## The request
Render the lines of the data starting at the beginning and ending at the line containing "bullet-item: •Long-term studies" as a JSON list of strings, one string per line, omitting any blank lines.

[Begin Extracted records]

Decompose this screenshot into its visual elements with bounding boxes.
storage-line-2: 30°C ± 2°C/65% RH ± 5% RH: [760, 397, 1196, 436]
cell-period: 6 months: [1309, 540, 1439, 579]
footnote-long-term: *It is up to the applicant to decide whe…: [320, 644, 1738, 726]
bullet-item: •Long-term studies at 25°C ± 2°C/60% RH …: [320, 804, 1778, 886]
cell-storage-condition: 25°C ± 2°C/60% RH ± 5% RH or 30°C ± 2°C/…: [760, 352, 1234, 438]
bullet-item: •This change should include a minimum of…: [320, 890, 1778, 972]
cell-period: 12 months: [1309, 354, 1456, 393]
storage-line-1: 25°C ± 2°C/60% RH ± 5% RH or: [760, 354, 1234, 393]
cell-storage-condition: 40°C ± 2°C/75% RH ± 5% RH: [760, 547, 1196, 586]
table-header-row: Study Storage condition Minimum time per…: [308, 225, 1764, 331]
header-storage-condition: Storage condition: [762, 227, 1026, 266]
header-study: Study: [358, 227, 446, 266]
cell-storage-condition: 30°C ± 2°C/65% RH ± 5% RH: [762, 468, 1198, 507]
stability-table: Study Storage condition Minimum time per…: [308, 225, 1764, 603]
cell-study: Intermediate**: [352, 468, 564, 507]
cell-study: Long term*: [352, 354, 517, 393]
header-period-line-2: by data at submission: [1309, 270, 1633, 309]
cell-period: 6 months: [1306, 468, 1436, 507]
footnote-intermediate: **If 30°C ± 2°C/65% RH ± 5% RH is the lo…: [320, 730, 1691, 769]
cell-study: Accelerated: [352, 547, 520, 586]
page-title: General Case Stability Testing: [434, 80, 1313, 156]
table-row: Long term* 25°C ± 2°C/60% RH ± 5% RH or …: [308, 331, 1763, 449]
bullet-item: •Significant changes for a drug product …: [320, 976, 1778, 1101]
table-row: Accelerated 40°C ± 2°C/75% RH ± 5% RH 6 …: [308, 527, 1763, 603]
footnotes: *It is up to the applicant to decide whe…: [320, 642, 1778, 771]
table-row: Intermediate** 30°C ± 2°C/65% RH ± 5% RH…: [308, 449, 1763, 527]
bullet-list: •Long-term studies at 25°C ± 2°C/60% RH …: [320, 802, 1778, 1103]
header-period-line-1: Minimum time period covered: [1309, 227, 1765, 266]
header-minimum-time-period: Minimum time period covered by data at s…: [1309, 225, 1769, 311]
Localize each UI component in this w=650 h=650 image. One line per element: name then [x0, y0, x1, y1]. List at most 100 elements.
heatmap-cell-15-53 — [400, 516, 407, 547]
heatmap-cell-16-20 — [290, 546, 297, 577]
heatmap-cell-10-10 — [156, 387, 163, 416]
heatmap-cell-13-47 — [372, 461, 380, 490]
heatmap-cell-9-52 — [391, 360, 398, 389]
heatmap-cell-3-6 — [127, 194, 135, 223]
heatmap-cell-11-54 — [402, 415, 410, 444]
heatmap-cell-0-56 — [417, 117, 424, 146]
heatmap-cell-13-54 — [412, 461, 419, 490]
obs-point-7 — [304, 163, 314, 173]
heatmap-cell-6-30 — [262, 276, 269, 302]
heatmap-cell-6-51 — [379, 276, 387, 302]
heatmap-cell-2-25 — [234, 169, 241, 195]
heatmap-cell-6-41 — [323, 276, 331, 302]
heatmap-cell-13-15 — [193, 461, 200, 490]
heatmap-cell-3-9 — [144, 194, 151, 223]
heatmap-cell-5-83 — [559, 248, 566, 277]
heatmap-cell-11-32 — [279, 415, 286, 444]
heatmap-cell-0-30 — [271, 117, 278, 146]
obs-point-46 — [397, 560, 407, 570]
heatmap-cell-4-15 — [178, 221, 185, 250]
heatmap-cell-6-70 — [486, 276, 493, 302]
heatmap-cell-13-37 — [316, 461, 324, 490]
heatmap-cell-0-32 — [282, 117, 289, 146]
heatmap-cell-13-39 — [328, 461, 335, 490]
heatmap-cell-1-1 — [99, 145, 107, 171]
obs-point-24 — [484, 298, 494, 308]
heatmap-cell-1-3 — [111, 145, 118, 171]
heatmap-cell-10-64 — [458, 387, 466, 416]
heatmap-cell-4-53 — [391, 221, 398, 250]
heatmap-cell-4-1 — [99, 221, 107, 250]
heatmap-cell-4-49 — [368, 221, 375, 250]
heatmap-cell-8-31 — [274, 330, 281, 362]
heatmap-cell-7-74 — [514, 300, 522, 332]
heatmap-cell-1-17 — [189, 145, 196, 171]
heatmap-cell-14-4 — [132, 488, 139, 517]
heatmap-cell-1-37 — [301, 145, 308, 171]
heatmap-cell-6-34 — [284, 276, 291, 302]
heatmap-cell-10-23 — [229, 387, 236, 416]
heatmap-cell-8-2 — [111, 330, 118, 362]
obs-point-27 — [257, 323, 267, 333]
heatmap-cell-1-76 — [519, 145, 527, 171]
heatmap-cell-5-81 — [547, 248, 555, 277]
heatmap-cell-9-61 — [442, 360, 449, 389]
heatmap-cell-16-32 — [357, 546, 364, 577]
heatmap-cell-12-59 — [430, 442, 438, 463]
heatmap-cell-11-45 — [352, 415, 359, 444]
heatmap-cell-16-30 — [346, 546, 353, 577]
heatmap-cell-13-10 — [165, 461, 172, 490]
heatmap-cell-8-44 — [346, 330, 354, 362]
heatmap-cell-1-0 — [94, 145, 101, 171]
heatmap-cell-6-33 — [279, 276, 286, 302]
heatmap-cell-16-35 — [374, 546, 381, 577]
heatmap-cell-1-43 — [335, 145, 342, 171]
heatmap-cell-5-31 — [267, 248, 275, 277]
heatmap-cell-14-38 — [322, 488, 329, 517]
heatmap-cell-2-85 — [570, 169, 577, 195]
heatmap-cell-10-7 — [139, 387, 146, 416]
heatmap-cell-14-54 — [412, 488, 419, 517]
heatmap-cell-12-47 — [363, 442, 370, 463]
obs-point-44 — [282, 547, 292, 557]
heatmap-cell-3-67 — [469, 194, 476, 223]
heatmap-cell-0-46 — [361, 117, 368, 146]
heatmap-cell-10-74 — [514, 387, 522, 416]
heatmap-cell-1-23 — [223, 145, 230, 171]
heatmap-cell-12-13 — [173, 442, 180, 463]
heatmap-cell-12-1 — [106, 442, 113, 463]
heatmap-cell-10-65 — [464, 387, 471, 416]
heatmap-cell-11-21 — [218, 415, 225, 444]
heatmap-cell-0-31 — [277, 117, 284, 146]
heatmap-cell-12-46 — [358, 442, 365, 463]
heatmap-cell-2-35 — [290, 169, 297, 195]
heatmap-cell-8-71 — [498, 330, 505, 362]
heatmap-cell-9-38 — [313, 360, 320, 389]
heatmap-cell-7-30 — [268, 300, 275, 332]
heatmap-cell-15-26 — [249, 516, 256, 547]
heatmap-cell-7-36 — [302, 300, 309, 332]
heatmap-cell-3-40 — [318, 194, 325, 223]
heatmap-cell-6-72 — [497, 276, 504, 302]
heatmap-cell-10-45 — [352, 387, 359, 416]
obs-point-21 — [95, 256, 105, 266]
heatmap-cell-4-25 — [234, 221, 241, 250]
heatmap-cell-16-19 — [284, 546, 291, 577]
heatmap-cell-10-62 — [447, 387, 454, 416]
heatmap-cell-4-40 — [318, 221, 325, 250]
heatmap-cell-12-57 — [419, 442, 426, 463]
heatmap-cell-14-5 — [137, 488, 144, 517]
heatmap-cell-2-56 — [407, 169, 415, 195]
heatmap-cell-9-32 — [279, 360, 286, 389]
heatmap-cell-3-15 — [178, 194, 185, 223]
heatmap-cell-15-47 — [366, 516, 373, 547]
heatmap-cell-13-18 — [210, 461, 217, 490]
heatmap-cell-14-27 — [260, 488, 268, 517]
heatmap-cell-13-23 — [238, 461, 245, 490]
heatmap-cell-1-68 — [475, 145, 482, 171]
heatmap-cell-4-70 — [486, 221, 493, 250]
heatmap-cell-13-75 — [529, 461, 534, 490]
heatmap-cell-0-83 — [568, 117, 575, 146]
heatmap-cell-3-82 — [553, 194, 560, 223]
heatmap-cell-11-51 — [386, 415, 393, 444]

[End Extracted records]

## Exercise solution
[
  "Decompose this screenshot into its visual elements with bounding boxes.",
  "storage-line-2: 30°C ± 2°C/65% RH ± 5% RH: [760, 397, 1196, 436]",
  "cell-period: 6 months: [1309, 540, 1439, 579]",
  "footnote-long-term: *It is up to the applicant to decide whe…: [320, 644, 1738, 726]",
  "bullet-item: •Long-term studies at 25°C ± 2°C/60% RH …: [320, 804, 1778, 886]"
]